**What the exercise asks:** The data below is to be returned in full and exactly.

**Task material:**
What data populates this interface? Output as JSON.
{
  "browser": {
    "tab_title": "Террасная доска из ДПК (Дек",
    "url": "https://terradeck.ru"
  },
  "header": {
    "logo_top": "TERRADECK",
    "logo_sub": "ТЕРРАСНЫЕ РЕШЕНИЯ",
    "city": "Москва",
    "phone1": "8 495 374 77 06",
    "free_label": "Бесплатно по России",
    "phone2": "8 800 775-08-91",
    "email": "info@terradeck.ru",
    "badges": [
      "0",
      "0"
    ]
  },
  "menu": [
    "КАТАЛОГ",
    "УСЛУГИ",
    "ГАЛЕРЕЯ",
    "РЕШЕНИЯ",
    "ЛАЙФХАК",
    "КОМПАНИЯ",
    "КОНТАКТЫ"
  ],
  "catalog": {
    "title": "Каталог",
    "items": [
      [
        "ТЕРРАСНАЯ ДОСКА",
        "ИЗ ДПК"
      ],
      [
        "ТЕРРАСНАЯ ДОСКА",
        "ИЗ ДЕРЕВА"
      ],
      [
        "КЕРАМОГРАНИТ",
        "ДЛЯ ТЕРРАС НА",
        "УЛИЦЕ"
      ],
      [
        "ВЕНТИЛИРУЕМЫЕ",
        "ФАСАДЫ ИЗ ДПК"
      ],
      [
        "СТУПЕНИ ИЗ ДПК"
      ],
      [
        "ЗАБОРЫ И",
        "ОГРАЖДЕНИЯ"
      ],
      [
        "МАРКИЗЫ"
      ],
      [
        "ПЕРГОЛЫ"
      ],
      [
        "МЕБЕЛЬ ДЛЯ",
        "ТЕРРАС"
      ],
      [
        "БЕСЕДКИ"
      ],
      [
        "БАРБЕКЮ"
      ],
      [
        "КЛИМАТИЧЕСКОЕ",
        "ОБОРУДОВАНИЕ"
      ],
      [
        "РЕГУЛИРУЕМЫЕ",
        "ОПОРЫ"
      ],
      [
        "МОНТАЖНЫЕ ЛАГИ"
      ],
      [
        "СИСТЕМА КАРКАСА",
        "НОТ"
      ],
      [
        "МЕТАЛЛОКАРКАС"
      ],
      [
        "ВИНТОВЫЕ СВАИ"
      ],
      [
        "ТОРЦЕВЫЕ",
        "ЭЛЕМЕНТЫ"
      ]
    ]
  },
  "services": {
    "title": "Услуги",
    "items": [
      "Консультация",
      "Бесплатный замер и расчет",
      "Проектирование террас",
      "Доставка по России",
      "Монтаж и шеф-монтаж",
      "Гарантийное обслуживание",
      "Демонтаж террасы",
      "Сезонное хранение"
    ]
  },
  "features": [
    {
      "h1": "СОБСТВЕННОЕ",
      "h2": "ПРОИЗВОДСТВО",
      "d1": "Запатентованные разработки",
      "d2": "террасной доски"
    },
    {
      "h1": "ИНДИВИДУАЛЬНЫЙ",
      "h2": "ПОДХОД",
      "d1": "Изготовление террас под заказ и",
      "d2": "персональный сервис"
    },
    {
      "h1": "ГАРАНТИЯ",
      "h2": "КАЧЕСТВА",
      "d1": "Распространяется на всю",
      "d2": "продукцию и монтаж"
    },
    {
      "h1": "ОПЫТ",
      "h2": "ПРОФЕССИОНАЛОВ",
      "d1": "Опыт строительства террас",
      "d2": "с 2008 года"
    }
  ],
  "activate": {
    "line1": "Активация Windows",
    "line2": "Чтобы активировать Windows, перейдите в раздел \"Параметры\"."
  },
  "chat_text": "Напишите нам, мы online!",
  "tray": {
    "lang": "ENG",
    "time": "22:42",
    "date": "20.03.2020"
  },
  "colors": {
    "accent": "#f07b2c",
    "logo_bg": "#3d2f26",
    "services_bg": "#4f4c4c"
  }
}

**Solution to the problem:**
What data populates this interface? Output as JSON.
{
  "browser": {
    "tab_title": "Террасная доска из ДПК (Дек",
    "url": "https://terradeck.ru"
  },
  "header": {
    "logo_top": "TERRADECK",
    "logo_sub": "ТЕРРАСНЫЕ РЕШЕНИЯ",
    "city": "Москва",
    "phone1": "8 495 374 77 06",
    "free_label": "Бесплатно по России",
    "phone2": "8 800 775-08-91",
    "email": "info@terradeck.ru",
    "badges": [
      "0",
      "0"
    ]
  },
  "menu": [
    "КАТАЛОГ",
    "УСЛУГИ",
    "ГАЛЕРЕЯ",
    "РЕШЕНИЯ",
    "ЛАЙФХАК",
    "КОМПАНИЯ",
    "КОНТАКТЫ"
  ],
  "catalog": {
    "title": "Каталог",
    "items": [
      [
        "ТЕРРАСНАЯ ДОСКА",
        "ИЗ ДПК"
      ],
      [
        "ТЕРРАСНАЯ ДОСКА",
        "ИЗ ДЕРЕВА"
      ],
      [
        "КЕРАМОГРАНИТ",
        "ДЛЯ ТЕРРАС НА",
        "УЛИЦЕ"
      ],
      [
        "ВЕНТИЛИРУЕМЫЕ",
        "ФАСАДЫ ИЗ ДПК"
      ],
      [
        "СТУПЕНИ ИЗ ДПК"
      ],
      [
        "ЗАБОРЫ И",
        "ОГРАЖДЕНИЯ"
      ],
      [
        "МАРКИЗЫ"
      ],
      [
        "ПЕРГОЛЫ"
      ],
      [
        "МЕБЕЛЬ ДЛЯ",
        "ТЕРРАС"
      ],
      [
        "БЕСЕДКИ"
      ],
      [
        "БАРБЕКЮ"
      ],
      [
        "КЛИМАТИЧЕСКОЕ",
        "ОБОРУДОВАНИЕ"
      ],
      [
        "РЕГУЛИРУЕМЫЕ",
        "ОПОРЫ"
      ],
      [
        "МОНТАЖНЫЕ ЛАГИ"
      ],
      [
        "СИСТЕМА КАРКАСА",
        "НОТ"
      ],
      [
        "МЕТАЛЛОКАРКАС"
      ],
      [
        "ВИНТОВЫЕ СВАИ"
      ],
      [
        "ТОРЦЕВЫЕ",
        "ЭЛЕМЕНТЫ"
      ]
    ]
  },
  "services": {
    "title": "Услуги",
    "items": [
      "Консультация",
      "Бесплатный замер и расчет",
      "Проектирование террас",
      "Доставка по России",
      "Монтаж и шеф-монтаж",
      "Гарантийное обслуживание",
      "Демонтаж террасы",
      "Сезонное хранение"
    ]
  },
  "features": [
    {
      "h1": "СОБСТВЕННОЕ",
      "h2": "ПРОИЗВОДСТВО",
      "d1": "Запатентованные разработки",
      "d2": "террасной доски"
    },
    {
      "h1": "ИНДИВИДУАЛЬНЫЙ",
      "h2": "ПОДХОД",
      "d1": "Изготовление террас под заказ и",
      "d2": "персональный сервис"
    },
    {
      "h1": "ГАРАНТИЯ",
      "h2": "КАЧЕСТВА",
      "d1": "Распространяется на всю",
      "d2": "продукцию и монтаж"
    },
    {
      "h1": "ОПЫТ",
      "h2": "ПРОФЕССИОНАЛОВ",
      "d1": "Опыт строительства террас",
      "d2": "с 2008 года"
    }
  ],
  "activate": {
    "line1": "Активация Windows",
    "line2": "Чтобы активировать Windows, перейдите в раздел \"Параметры\"."
  },
  "chat_text": "Напишите нам, мы online!",
  "tray": {
    "lang": "ENG",
    "time": "22:42",
    "date": "20.03.2020"
  },
  "colors": {
    "accent": "#f07b2c",
    "logo_bg": "#3d2f26",
    "services_bg": "#4f4c4c"
  }
}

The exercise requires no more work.